What is expected →
Reproduce each line exactly, including spacing and punctuation.
-- begin Record list --
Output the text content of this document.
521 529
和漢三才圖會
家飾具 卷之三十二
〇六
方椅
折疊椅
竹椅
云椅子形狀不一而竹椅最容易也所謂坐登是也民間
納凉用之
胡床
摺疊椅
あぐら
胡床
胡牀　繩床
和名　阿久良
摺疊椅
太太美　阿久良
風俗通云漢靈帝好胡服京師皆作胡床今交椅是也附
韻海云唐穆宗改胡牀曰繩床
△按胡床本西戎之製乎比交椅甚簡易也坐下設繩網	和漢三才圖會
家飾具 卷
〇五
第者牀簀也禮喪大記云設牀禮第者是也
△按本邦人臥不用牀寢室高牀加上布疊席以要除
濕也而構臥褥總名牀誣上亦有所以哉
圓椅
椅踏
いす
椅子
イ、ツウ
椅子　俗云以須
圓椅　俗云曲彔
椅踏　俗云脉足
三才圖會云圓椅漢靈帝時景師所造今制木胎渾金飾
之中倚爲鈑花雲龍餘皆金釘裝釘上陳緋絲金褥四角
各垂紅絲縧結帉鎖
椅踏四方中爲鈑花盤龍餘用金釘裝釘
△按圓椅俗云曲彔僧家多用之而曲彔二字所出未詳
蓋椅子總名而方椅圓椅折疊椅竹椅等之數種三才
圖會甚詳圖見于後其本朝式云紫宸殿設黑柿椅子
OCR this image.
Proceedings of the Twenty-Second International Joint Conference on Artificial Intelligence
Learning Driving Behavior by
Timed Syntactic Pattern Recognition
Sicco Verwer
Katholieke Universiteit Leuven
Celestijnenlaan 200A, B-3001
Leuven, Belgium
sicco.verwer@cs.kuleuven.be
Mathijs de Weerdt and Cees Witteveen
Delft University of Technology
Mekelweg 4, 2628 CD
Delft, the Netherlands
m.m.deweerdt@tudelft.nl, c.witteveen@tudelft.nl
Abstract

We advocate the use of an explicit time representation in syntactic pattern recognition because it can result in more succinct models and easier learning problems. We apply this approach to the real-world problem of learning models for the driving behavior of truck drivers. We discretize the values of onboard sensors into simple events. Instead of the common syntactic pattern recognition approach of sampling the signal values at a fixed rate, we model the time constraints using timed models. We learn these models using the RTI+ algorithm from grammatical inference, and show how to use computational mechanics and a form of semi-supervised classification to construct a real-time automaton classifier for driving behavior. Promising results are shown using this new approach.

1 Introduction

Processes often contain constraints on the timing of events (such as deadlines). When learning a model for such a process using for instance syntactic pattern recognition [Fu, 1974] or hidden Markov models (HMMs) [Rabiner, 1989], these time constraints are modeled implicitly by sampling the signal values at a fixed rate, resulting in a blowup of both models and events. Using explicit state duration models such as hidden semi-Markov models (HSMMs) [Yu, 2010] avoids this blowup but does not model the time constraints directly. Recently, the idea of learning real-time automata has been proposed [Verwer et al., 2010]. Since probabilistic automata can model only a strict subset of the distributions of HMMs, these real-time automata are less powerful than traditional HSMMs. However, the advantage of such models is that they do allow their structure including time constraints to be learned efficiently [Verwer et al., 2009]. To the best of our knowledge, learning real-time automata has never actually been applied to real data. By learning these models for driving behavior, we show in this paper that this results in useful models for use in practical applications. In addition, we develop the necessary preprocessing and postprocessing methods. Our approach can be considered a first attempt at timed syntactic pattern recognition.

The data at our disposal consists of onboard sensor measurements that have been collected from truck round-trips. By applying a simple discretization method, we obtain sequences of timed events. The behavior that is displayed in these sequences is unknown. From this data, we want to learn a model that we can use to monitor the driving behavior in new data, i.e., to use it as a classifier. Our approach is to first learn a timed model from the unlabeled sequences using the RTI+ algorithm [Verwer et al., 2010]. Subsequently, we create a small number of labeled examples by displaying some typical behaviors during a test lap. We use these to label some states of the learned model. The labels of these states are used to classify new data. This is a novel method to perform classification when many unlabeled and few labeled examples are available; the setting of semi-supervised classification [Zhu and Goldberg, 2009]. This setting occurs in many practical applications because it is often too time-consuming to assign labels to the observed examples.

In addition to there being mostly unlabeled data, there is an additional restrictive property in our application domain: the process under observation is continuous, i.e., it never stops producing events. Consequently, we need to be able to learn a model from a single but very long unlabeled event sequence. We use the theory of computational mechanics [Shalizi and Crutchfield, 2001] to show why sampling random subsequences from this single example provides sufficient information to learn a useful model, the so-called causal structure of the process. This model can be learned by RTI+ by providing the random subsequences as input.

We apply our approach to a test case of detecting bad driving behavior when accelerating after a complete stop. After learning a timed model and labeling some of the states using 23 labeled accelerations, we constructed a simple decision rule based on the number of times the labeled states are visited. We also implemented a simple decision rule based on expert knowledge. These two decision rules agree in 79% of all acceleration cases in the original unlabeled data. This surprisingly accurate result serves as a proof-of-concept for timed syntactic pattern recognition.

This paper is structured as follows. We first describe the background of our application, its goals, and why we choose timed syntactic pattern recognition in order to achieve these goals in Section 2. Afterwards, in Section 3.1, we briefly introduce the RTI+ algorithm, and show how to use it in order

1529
-- end Record list --
Solution →
Output the text content of this document.
521 529
和漢三才圖會
家飾具 卷之三十二
〇六
方椅
折疊椅
竹椅
云椅子形狀不一而竹椅最容易也所謂坐登是也民間
納凉用之
胡床
摺疊椅
あぐら
胡床
胡牀　繩床
和名　阿久良
摺疊椅
太太美　阿久良
風俗通云漢靈帝好胡服京師皆作胡床今交椅是也附
韻海云唐穆宗改胡牀曰繩床
△按胡床本西戎之製乎比交椅甚簡易也坐下設繩網	和漢三才圖會
家飾具 卷
〇五
第者牀簀也禮喪大記云設牀禮第者是也
△按本邦人臥不用牀寢室高牀加上布疊席以要除
濕也而構臥褥總名牀誣上亦有所以哉
圓椅
椅踏
いす
椅子
イ、ツウ
椅子　俗云以須
圓椅　俗云曲彔
椅踏　俗云脉足
三才圖會云圓椅漢靈帝時景師所造今制木胎渾金飾
之中倚爲鈑花雲龍餘皆金釘裝釘上陳緋絲金褥四角
各垂紅絲縧結帉鎖
椅踏四方中爲鈑花盤龍餘用金釘裝釘
△按圓椅俗云曲彔僧家多用之而曲彔二字所出未詳
蓋椅子總名而方椅圓椅折疊椅竹椅等之數種三才
圖會甚詳圖見于後其本朝式云紫宸殿設黑柿椅子
OCR this image.
Proceedings of the Twenty-Second International Joint Conference on Artificial Intelligence
Learning Driving Behavior by
Timed Syntactic Pattern Recognition
Sicco Verwer
Katholieke Universiteit Leuven
Celestijnenlaan 200A, B-3001
Leuven, Belgium
sicco.verwer@cs.kuleuven.be
Mathijs de Weerdt and Cees Witteveen
Delft University of Technology
Mekelweg 4, 2628 CD
Delft, the Netherlands
m.m.deweerdt@tudelft.nl, c.witteveen@tudelft.nl
Abstract

We advocate the use of an explicit time representation in syntactic pattern recognition because it can result in more succinct models and easier learning problems. We apply this approach to the real-world problem of learning models for the driving behavior of truck drivers. We discretize the values of onboard sensors into simple events. Instead of the common syntactic pattern recognition approach of sampling the signal values at a fixed rate, we model the time constraints using timed models. We learn these models using the RTI+ algorithm from grammatical inference, and show how to use computational mechanics and a form of semi-supervised classification to construct a real-time automaton classifier for driving behavior. Promising results are shown using this new approach.

1 Introduction

Processes often contain constraints on the timing of events (such as deadlines). When learning a model for such a process using for instance syntactic pattern recognition [Fu, 1974] or hidden Markov models (HMMs) [Rabiner, 1989], these time constraints are modeled implicitly by sampling the signal values at a fixed rate, resulting in a blowup of both models and events. Using explicit state duration models such as hidden semi-Markov models (HSMMs) [Yu, 2010] avoids this blowup but does not model the time constraints directly. Recently, the idea of learning real-time automata has been proposed [Verwer et al., 2010]. Since probabilistic automata can model only a strict subset of the distributions of HMMs, these real-time automata are less powerful than traditional HSMMs. However, the advantage of such models is that they do allow their structure including time constraints to be learned efficiently [Verwer et al., 2009]. To the best of our knowledge, learning real-time automata has never actually been applied to real data. By learning these models for driving behavior, we show in this paper that this results in useful models for use in practical applications. In addition, we develop the necessary preprocessing and postprocessing methods. Our approach can be considered a first attempt at timed syntactic pattern recognition.

The data at our disposal consists of onboard sensor measurements that have been collected from truck round-trips. By applying a simple discretization method, we obtain sequences of timed events. The behavior that is displayed in these sequences is unknown. From this data, we want to learn a model that we can use to monitor the driving behavior in new data, i.e., to use it as a classifier. Our approach is to first learn a timed model from the unlabeled sequences using the RTI+ algorithm [Verwer et al., 2010]. Subsequently, we create a small number of labeled examples by displaying some typical behaviors during a test lap. We use these to label some states of the learned model. The labels of these states are used to classify new data. This is a novel method to perform classification when many unlabeled and few labeled examples are available; the setting of semi-supervised classification [Zhu and Goldberg, 2009]. This setting occurs in many practical applications because it is often too time-consuming to assign labels to the observed examples.

In addition to there being mostly unlabeled data, there is an additional restrictive property in our application domain: the process under observation is continuous, i.e., it never stops producing events. Consequently, we need to be able to learn a model from a single but very long unlabeled event sequence. We use the theory of computational mechanics [Shalizi and Crutchfield, 2001] to show why sampling random subsequences from this single example provides sufficient information to learn a useful model, the so-called causal structure of the process. This model can be learned by RTI+ by providing the random subsequences as input.

We apply our approach to a test case of detecting bad driving behavior when accelerating after a complete stop. After learning a timed model and labeling some of the states using 23 labeled accelerations, we constructed a simple decision rule based on the number of times the labeled states are visited. We also implemented a simple decision rule based on expert knowledge. These two decision rules agree in 79% of all acceleration cases in the original unlabeled data. This surprisingly accurate result serves as a proof-of-concept for timed syntactic pattern recognition.

This paper is structured as follows. We first describe the background of our application, its goals, and why we choose timed syntactic pattern recognition in order to achieve these goals in Section 2. Afterwards, in Section 3.1, we briefly introduce the RTI+ algorithm, and show how to use it in order

1529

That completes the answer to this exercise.